→ DO THIS
Return the whole listing, line for line, without the pictures in it.

========================================================================

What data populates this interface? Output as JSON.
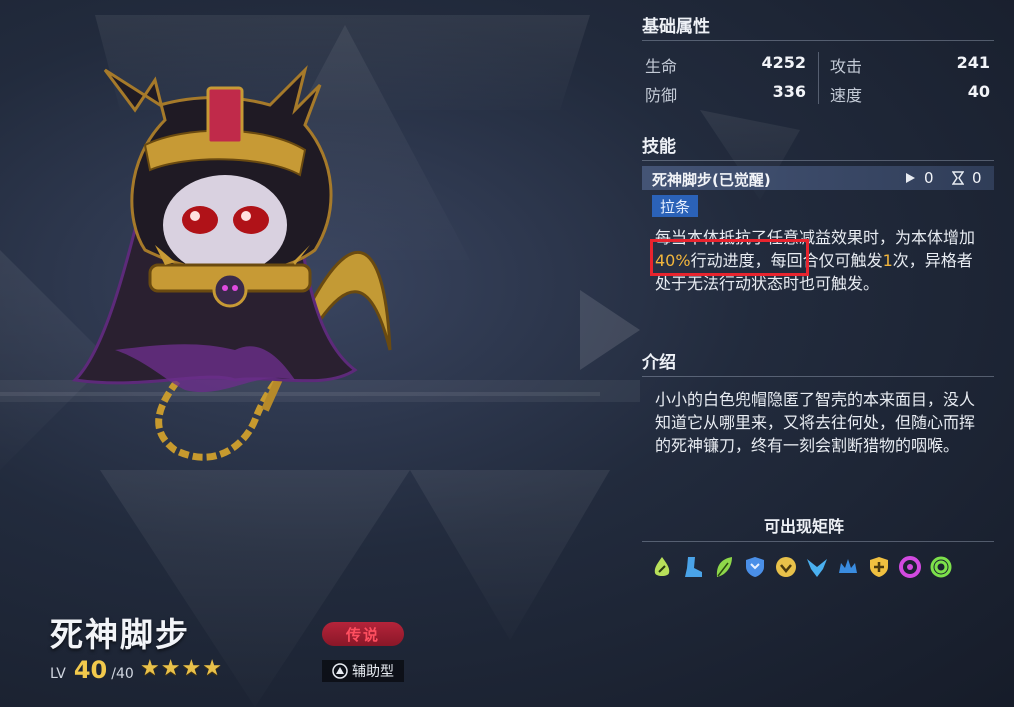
{
  "character": {
    "name": "死神脚步",
    "level_label": "LV",
    "level": "40",
    "level_max": "/40",
    "stars": [
      "★",
      "★",
      "★",
      "★"
    ],
    "rarity": "传说",
    "role": "辅助型"
  },
  "basic_stats": {
    "title": "基础属性",
    "items": [
      {
        "label": "生命",
        "value": "4252"
      },
      {
        "label": "攻击",
        "value": "241"
      },
      {
        "label": "防御",
        "value": "336"
      },
      {
        "label": "速度",
        "value": "40"
      }
    ]
  },
  "skills": {
    "title": "技能",
    "skill_name": "死神脚步(已觉醒)",
    "play_count": "0",
    "hourglass_count": "0",
    "tag": "拉条",
    "desc_part1": "每当本体抵抗了任意减益效果时，为本体",
    "desc_part2": "增加",
    "desc_highlight": "40%",
    "desc_part3": "行动进度，每回合仅可触发",
    "desc_highlight2": "1",
    "desc_part4": "次，异格者处于无法行动状态时也可触发。"
  },
  "intro": {
    "title": "介绍",
    "text": "小小的白色兜帽隐匿了智壳的本来面目，没人知道它从哪里来，又将去往何处，但随心而挥的死神镰刀，终有一刻会割断猎物的咽喉。"
  },
  "formation": {
    "title": "可出现矩阵",
    "icons": [
      {
        "name": "leaf-drop-icon",
        "color": "#b8e05a"
      },
      {
        "name": "boot-icon",
        "color": "#4aa3e8"
      },
      {
        "name": "feather-icon",
        "color": "#8ed84a"
      },
      {
        "name": "blue-shield-icon",
        "color": "#4a8fe8"
      },
      {
        "name": "gold-crest-icon",
        "color": "#e8c14a"
      },
      {
        "name": "blue-wings-icon",
        "color": "#4ab0f0"
      },
      {
        "name": "blue-crown-icon",
        "color": "#3a8ce0"
      },
      {
        "name": "gold-shield-icon",
        "color": "#f0c040"
      },
      {
        "name": "purple-ring-icon",
        "color": "#d24ae0"
      },
      {
        "name": "green-ring-icon",
        "color": "#7ce04a"
      }
    ]
  }
}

========================================================================

→ TASK SOLUTION
What data populates this interface? Output as JSON.
{
  "character": {
    "name": "死神脚步",
    "level_label": "LV",
    "level": "40",
    "level_max": "/40",
    "stars": [
      "★",
      "★",
      "★",
      "★"
    ],
    "rarity": "传说",
    "role": "辅助型"
  },
  "basic_stats": {
    "title": "基础属性",
    "items": [
      {
        "label": "生命",
        "value": "4252"
      },
      {
        "label": "攻击",
        "value": "241"
      },
      {
        "label": "防御",
        "value": "336"
      },
      {
        "label": "速度",
        "value": "40"
      }
    ]
  },
  "skills": {
    "title": "技能",
    "skill_name": "死神脚步(已觉醒)",
    "play_count": "0",
    "hourglass_count": "0",
    "tag": "拉条",
    "desc_part1": "每当本体抵抗了任意减益效果时，为本体",
    "desc_part2": "增加",
    "desc_highlight": "40%",
    "desc_part3": "行动进度，每回合仅可触发",
    "desc_highlight2": "1",
    "desc_part4": "次，异格者处于无法行动状态时也可触发。"
  },
  "intro": {
    "title": "介绍",
    "text": "小小的白色兜帽隐匿了智壳的本来面目，没人知道它从哪里来，又将去往何处，但随心而挥的死神镰刀，终有一刻会割断猎物的咽喉。"
  },
  "formation": {
    "title": "可出现矩阵",
    "icons": [
      {
        "name": "leaf-drop-icon",
        "color": "#b8e05a"
      },
      {
        "name": "boot-icon",
        "color": "#4aa3e8"
      },
      {
        "name": "feather-icon",
        "color": "#8ed84a"
      },
      {
        "name": "blue-shield-icon",
        "color": "#4a8fe8"
      },
      {
        "name": "gold-crest-icon",
        "color": "#e8c14a"
      },
      {
        "name": "blue-wings-icon",
        "color": "#4ab0f0"
      },
      {
        "name": "blue-crown-icon",
        "color": "#3a8ce0"
      },
      {
        "name": "gold-shield-icon",
        "color": "#f0c040"
      },
      {
        "name": "purple-ring-icon",
        "color": "#d24ae0"
      },
      {
        "name": "green-ring-icon",
        "color": "#7ce04a"
      }
    ]
  }
}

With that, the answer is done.